Given exercise:
Reproduce all the lines below exactly and omit the images.

Input for this task:
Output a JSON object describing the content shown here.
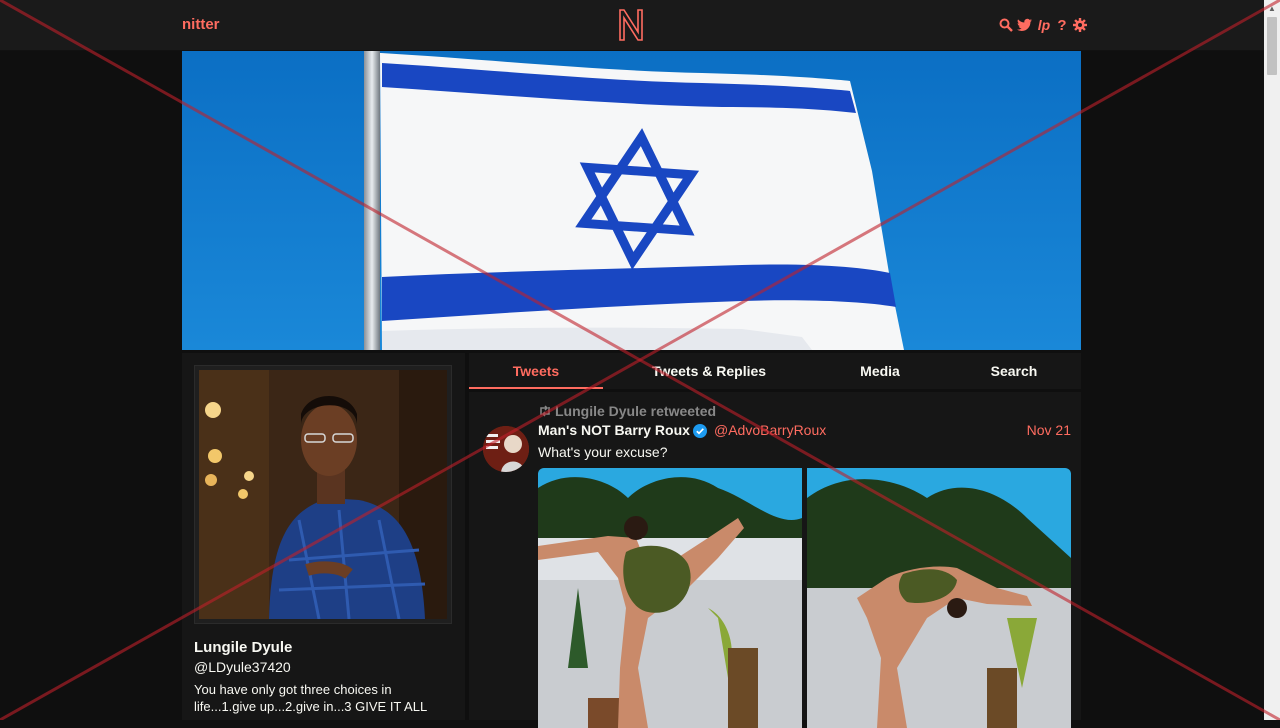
{
  "nav": {
    "brand": "nitter",
    "logo_letter": "N",
    "icons": [
      "search-icon",
      "twitter-bird-icon",
      "liberapay-icon",
      "help-icon",
      "settings-gear-icon"
    ],
    "help_glyph": "?",
    "liberapay_glyph": "lp"
  },
  "profile": {
    "fullname": "Lungile Dyule",
    "username": "@LDyule37420",
    "bio": "You have only got three choices in life...1.give up...2.give in...3 GIVE IT ALL"
  },
  "tabs": [
    {
      "label": "Tweets",
      "active": true
    },
    {
      "label": "Tweets & Replies",
      "active": false
    },
    {
      "label": "Media",
      "active": false
    },
    {
      "label": "Search",
      "active": false
    }
  ],
  "tweet": {
    "retweet_label": "Lungile Dyule retweeted",
    "fullname": "Man's NOT Barry Roux",
    "username": "@AdvoBarryRoux",
    "date": "Nov 21",
    "text": "What's your excuse?",
    "verified": true
  },
  "colors": {
    "accent": "#ff6c60",
    "background": "#0f0f0f",
    "panel": "#161616",
    "flag_blue": "#0038b8",
    "verified": "#1d9bf0"
  }
}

Result of this task:
Output a JSON object describing the content shown here.
{
  "nav": {
    "brand": "nitter",
    "logo_letter": "N",
    "icons": [
      "search-icon",
      "twitter-bird-icon",
      "liberapay-icon",
      "help-icon",
      "settings-gear-icon"
    ],
    "help_glyph": "?",
    "liberapay_glyph": "lp"
  },
  "profile": {
    "fullname": "Lungile Dyule",
    "username": "@LDyule37420",
    "bio": "You have only got three choices in life...1.give up...2.give in...3 GIVE IT ALL"
  },
  "tabs": [
    {
      "label": "Tweets",
      "active": true
    },
    {
      "label": "Tweets & Replies",
      "active": false
    },
    {
      "label": "Media",
      "active": false
    },
    {
      "label": "Search",
      "active": false
    }
  ],
  "tweet": {
    "retweet_label": "Lungile Dyule retweeted",
    "fullname": "Man's NOT Barry Roux",
    "username": "@AdvoBarryRoux",
    "date": "Nov 21",
    "text": "What's your excuse?",
    "verified": true
  },
  "colors": {
    "accent": "#ff6c60",
    "background": "#0f0f0f",
    "panel": "#161616",
    "flag_blue": "#0038b8",
    "verified": "#1d9bf0"
  }
}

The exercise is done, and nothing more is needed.